Exercise goal
Can you put these lines into a JSON list of strings, one string per line, skipping any blank lines?
* begin The records *
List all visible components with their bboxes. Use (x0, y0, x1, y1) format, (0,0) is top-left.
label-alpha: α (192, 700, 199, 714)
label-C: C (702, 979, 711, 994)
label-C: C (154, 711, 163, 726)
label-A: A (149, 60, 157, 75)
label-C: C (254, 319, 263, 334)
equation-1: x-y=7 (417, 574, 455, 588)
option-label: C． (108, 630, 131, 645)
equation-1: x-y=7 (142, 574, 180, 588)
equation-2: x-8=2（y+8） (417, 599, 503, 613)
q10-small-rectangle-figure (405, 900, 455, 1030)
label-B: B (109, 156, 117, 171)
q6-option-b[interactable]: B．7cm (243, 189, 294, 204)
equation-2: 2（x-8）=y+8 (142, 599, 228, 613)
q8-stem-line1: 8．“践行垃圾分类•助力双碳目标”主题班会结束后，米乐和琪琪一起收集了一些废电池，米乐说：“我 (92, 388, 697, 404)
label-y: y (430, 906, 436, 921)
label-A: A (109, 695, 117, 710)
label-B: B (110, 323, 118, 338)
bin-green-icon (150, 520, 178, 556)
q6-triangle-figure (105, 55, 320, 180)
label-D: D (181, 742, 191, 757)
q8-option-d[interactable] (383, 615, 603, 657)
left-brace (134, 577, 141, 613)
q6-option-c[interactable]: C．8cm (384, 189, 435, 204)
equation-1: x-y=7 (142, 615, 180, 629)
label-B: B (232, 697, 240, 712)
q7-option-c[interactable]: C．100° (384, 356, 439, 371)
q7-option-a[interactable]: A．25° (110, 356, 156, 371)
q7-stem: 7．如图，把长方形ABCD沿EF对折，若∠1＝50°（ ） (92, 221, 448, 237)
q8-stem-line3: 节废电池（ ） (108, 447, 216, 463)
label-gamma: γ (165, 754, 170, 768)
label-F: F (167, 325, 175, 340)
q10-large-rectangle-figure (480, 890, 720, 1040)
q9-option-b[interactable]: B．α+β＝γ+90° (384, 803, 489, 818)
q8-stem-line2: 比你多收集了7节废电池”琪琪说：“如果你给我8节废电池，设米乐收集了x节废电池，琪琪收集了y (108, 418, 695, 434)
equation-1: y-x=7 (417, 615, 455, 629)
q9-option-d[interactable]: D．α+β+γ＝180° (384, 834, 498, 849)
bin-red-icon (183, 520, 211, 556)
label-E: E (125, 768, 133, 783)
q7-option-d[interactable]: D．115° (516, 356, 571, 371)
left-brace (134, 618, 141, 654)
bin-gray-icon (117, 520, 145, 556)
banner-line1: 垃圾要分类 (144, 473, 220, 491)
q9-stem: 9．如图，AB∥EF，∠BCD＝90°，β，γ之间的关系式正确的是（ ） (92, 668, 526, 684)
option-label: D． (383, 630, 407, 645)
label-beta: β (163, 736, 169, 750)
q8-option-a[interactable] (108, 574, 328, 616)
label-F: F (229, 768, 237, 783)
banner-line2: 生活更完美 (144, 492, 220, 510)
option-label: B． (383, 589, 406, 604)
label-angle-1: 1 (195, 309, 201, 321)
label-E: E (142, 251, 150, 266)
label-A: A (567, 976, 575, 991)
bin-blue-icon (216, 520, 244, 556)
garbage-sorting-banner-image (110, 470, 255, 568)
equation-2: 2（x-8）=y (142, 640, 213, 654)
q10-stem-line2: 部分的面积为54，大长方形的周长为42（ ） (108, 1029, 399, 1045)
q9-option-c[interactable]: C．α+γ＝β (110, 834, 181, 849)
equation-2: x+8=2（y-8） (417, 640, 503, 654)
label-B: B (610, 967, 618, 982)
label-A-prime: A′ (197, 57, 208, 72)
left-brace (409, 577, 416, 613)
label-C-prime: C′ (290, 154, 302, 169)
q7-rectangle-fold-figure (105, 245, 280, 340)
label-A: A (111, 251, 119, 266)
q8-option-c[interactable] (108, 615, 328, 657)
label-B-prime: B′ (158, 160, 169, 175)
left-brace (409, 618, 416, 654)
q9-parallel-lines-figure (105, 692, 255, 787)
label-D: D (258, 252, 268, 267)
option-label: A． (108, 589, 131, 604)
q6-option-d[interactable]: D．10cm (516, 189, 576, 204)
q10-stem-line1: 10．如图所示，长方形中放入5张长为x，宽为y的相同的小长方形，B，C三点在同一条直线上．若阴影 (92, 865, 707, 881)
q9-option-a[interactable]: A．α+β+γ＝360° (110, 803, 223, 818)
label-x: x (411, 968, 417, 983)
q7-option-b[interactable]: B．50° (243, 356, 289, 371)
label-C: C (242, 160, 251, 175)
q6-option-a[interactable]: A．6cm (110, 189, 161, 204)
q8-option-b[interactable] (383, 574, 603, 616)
* end The records *
Solution to this problem
[
  "List all visible components with their bboxes. Use (x0, y0, x1, y1) format, (0,0) is top-left.",
  "label-alpha: α (192, 700, 199, 714)",
  "label-C: C (702, 979, 711, 994)",
  "label-C: C (154, 711, 163, 726)",
  "label-A: A (149, 60, 157, 75)",
  "label-C: C (254, 319, 263, 334)",
  "equation-1: x-y=7 (417, 574, 455, 588)",
  "option-label: C． (108, 630, 131, 645)",
  "equation-1: x-y=7 (142, 574, 180, 588)",
  "equation-2: x-8=2（y+8） (417, 599, 503, 613)",
  "q10-small-rectangle-figure (405, 900, 455, 1030)",
  "label-B: B (109, 156, 117, 171)",
  "q6-option-b[interactable]: B．7cm (243, 189, 294, 204)",
  "equation-2: 2（x-8）=y+8 (142, 599, 228, 613)",
  "q8-stem-line1: 8．“践行垃圾分类•助力双碳目标”主题班会结束后，米乐和琪琪一起收集了一些废电池，米乐说：“我 (92, 388, 697, 404)",
  "label-y: y (430, 906, 436, 921)",
  "label-A: A (109, 695, 117, 710)",
  "label-B: B (110, 323, 118, 338)",
  "bin-green-icon (150, 520, 178, 556)",
  "q6-triangle-figure (105, 55, 320, 180)",
  "label-D: D (181, 742, 191, 757)",
  "q8-option-d[interactable] (383, 615, 603, 657)",
  "left-brace (134, 577, 141, 613)",
  "q6-option-c[interactable]: C．8cm (384, 189, 435, 204)",
  "equation-1: x-y=7 (142, 615, 180, 629)",
  "label-B: B (232, 697, 240, 712)",
  "q7-option-c[interactable]: C．100° (384, 356, 439, 371)",
  "q7-option-a[interactable]: A．25° (110, 356, 156, 371)",
  "q7-stem: 7．如图，把长方形ABCD沿EF对折，若∠1＝50°（ ） (92, 221, 448, 237)",
  "q8-stem-line3: 节废电池（ ） (108, 447, 216, 463)",
  "label-gamma: γ (165, 754, 170, 768)",
  "label-F: F (167, 325, 175, 340)",
  "q10-large-rectangle-figure (480, 890, 720, 1040)",
  "q9-option-b[interactable]: B．α+β＝γ+90° (384, 803, 489, 818)",
  "q8-stem-line2: 比你多收集了7节废电池”琪琪说：“如果你给我8节废电池，设米乐收集了x节废电池，琪琪收集了y (108, 418, 695, 434)",
  "equation-1: y-x=7 (417, 615, 455, 629)",
  "q9-option-d[interactable]: D．α+β+γ＝180° (384, 834, 498, 849)",
  "bin-red-icon (183, 520, 211, 556)",
  "label-E: E (125, 768, 133, 783)",
  "q7-option-d[interactable]: D．115° (516, 356, 571, 371)",
  "left-brace (134, 618, 141, 654)",
  "bin-gray-icon (117, 520, 145, 556)",
  "banner-line1: 垃圾要分类 (144, 473, 220, 491)",
  "q9-stem: 9．如图，AB∥EF，∠BCD＝90°，β，γ之间的关系式正确的是（ ） (92, 668, 526, 684)",
  "option-label: D． (383, 630, 407, 645)",
  "label-beta: β (163, 736, 169, 750)",
  "q8-option-a[interactable] (108, 574, 328, 616)",
  "label-F: F (229, 768, 237, 783)",
  "banner-line2: 生活更完美 (144, 492, 220, 510)",
  "option-label: B． (383, 589, 406, 604)",
  "label-angle-1: 1 (195, 309, 201, 321)",
  "label-E: E (142, 251, 150, 266)",
  "label-A: A (567, 976, 575, 991)",
  "bin-blue-icon (216, 520, 244, 556)",
  "garbage-sorting-banner-image (110, 470, 255, 568)",
  "equation-2: 2（x-8）=y (142, 640, 213, 654)",
  "q10-stem-line2: 部分的面积为54，大长方形的周长为42（ ） (108, 1029, 399, 1045)",
  "q9-option-c[interactable]: C．α+γ＝β (110, 834, 181, 849)",
  "equation-2: x+8=2（y-8） (417, 640, 503, 654)",
  "label-B: B (610, 967, 618, 982)",
  "label-A-prime: A′ (197, 57, 208, 72)",
  "left-brace (409, 577, 416, 613)",
  "label-C-prime: C′ (290, 154, 302, 169)",
  "q7-rectangle-fold-figure (105, 245, 280, 340)",
  "label-A: A (111, 251, 119, 266)",
  "q8-option-c[interactable] (108, 615, 328, 657)",
  "label-B-prime: B′ (158, 160, 169, 175)",
  "left-brace (409, 618, 416, 654)",
  "q9-parallel-lines-figure (105, 692, 255, 787)",
  "label-D: D (258, 252, 268, 267)",
  "option-label: A． (108, 589, 131, 604)",
  "q6-option-d[interactable]: D．10cm (516, 189, 576, 204)",
  "q10-stem-line1: 10．如图所示，长方形中放入5张长为x，宽为y的相同的小长方形，B，C三点在同一条直线上．若阴影 (92, 865, 707, 881)",
  "q9-option-a[interactable]: A．α+β+γ＝360° (110, 803, 223, 818)",
  "label-x: x (411, 968, 417, 983)",
  "q7-option-b[interactable]: B．50° (243, 356, 289, 371)",
  "label-C: C (242, 160, 251, 175)",
  "q6-option-a[interactable]: A．6cm (110, 189, 161, 204)",
  "q8-option-b[interactable] (383, 574, 603, 616)"
]